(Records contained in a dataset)
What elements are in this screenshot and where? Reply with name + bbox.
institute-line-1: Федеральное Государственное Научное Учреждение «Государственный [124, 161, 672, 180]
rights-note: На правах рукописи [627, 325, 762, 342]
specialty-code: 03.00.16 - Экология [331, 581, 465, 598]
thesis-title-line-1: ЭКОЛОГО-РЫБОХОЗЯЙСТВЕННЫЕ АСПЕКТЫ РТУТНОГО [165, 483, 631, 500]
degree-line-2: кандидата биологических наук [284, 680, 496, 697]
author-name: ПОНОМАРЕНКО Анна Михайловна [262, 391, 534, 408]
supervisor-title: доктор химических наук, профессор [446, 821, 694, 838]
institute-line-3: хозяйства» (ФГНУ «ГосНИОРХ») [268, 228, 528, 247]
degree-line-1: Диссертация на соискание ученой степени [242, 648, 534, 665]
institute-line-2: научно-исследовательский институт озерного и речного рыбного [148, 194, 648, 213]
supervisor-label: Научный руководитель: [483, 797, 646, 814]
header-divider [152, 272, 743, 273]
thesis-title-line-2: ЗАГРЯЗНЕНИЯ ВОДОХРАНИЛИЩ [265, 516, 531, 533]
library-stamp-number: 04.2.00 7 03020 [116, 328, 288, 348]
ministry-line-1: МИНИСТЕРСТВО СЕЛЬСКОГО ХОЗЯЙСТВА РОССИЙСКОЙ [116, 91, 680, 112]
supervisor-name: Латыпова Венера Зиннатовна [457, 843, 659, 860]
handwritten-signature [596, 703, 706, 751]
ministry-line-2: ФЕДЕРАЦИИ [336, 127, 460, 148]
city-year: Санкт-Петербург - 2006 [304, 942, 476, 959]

> _Task description_
Extract every line of the entries above that contains the string "supervisor".

> _Solution to this problem_
supervisor-title: доктор химических наук, профессор [446, 821, 694, 838]
supervisor-label: Научный руководитель: [483, 797, 646, 814]
supervisor-name: Латыпова Венера Зиннатовна [457, 843, 659, 860]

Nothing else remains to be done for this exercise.